## 数据内容
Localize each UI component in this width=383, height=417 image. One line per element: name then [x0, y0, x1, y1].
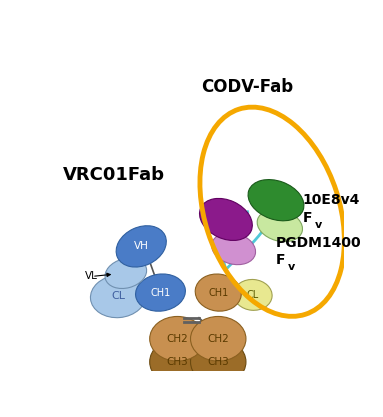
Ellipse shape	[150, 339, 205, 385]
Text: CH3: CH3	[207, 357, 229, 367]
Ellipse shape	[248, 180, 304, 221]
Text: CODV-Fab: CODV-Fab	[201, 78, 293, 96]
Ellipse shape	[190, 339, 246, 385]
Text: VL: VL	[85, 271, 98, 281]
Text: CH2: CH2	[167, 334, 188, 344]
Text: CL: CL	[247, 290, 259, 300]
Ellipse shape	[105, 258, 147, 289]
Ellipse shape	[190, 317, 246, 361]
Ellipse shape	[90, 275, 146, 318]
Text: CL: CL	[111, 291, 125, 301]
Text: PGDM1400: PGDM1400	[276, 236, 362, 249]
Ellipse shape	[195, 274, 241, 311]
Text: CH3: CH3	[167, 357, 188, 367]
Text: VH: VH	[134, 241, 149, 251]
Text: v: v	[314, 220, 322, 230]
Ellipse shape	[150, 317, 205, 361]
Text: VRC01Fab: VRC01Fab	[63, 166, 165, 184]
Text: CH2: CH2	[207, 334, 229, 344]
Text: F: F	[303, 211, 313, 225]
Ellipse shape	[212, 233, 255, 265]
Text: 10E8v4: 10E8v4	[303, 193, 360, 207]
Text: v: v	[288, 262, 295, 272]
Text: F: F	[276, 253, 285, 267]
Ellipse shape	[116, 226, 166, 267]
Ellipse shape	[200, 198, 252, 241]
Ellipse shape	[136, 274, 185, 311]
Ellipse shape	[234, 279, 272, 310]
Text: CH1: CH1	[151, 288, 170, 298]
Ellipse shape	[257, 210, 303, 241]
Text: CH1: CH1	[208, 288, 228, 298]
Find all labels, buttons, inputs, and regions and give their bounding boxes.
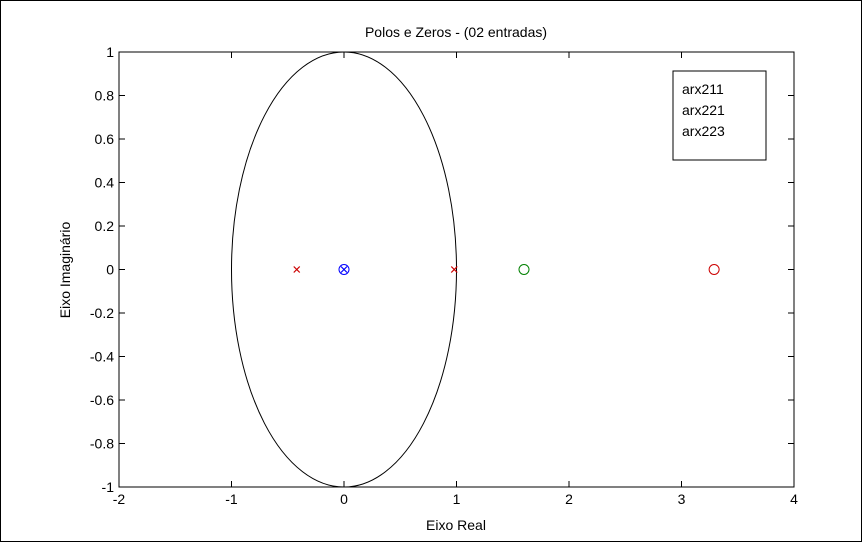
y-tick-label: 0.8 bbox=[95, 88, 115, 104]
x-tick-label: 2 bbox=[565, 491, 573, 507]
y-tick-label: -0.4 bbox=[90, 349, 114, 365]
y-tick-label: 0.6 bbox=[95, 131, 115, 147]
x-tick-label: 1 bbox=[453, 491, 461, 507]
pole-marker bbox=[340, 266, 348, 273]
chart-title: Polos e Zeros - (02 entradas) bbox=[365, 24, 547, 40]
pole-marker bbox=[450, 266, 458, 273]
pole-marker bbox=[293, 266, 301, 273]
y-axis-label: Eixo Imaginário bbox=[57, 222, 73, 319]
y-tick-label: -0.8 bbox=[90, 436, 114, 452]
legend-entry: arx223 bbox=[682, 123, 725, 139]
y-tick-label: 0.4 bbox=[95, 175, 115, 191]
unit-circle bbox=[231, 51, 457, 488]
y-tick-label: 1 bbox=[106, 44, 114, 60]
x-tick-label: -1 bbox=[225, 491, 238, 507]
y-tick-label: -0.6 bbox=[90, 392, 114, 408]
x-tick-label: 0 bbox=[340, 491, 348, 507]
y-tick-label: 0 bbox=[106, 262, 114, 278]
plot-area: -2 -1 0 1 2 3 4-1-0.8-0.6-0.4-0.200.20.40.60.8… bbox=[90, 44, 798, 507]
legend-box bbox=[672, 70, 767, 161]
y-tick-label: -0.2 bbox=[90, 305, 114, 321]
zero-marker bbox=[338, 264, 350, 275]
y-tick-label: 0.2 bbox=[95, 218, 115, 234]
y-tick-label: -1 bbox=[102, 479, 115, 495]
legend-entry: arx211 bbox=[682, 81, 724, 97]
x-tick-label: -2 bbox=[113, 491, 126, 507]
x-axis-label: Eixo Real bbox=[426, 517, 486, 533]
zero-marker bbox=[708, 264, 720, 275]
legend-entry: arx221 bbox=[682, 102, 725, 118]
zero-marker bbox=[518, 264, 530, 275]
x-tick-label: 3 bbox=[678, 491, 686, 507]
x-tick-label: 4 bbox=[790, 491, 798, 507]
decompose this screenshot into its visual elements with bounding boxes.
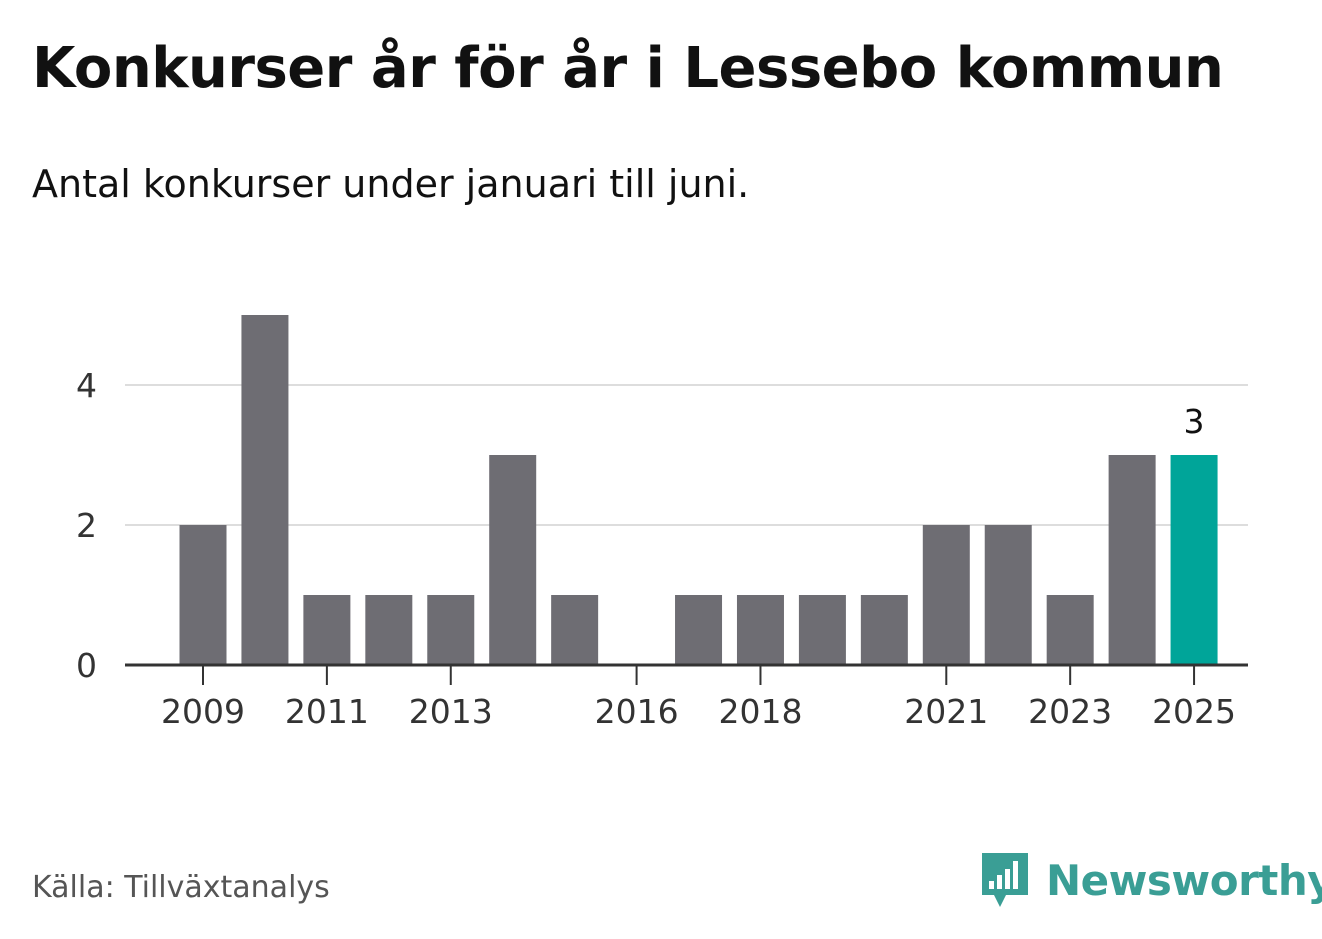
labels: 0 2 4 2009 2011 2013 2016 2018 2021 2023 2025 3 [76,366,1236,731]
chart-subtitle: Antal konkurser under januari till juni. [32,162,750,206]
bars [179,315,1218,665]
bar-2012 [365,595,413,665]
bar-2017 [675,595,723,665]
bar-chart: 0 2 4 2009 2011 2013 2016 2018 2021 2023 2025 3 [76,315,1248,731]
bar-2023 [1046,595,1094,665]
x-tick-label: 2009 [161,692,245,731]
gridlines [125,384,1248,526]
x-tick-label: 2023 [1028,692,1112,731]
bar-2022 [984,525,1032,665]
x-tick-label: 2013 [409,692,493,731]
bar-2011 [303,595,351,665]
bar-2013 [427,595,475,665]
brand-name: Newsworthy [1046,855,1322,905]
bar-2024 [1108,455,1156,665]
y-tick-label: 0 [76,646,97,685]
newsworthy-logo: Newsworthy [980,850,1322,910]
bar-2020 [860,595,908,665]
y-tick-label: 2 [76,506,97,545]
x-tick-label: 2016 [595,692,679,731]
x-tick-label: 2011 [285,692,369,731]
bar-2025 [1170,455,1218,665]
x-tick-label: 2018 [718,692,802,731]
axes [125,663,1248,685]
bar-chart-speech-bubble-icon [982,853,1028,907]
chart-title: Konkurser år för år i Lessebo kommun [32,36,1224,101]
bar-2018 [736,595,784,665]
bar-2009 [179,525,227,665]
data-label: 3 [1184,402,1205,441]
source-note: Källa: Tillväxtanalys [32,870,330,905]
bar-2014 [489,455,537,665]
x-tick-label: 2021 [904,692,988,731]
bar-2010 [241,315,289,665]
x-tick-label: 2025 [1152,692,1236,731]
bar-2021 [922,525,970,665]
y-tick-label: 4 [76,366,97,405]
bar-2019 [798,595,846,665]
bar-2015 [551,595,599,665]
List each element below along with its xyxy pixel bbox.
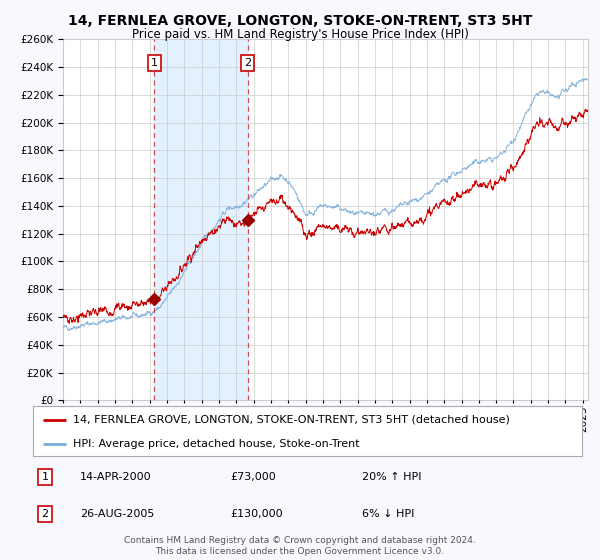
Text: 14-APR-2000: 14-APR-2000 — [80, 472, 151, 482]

## 问题
请在上面的条目中找出所有包含字符串“Eixo”的行，并把这些行原样逐一抄录下来。

## 解答如下
y-axis-label: Eixo Imaginário bbox=[57, 222, 73, 319]
x-axis-label: Eixo Real bbox=[426, 517, 486, 533]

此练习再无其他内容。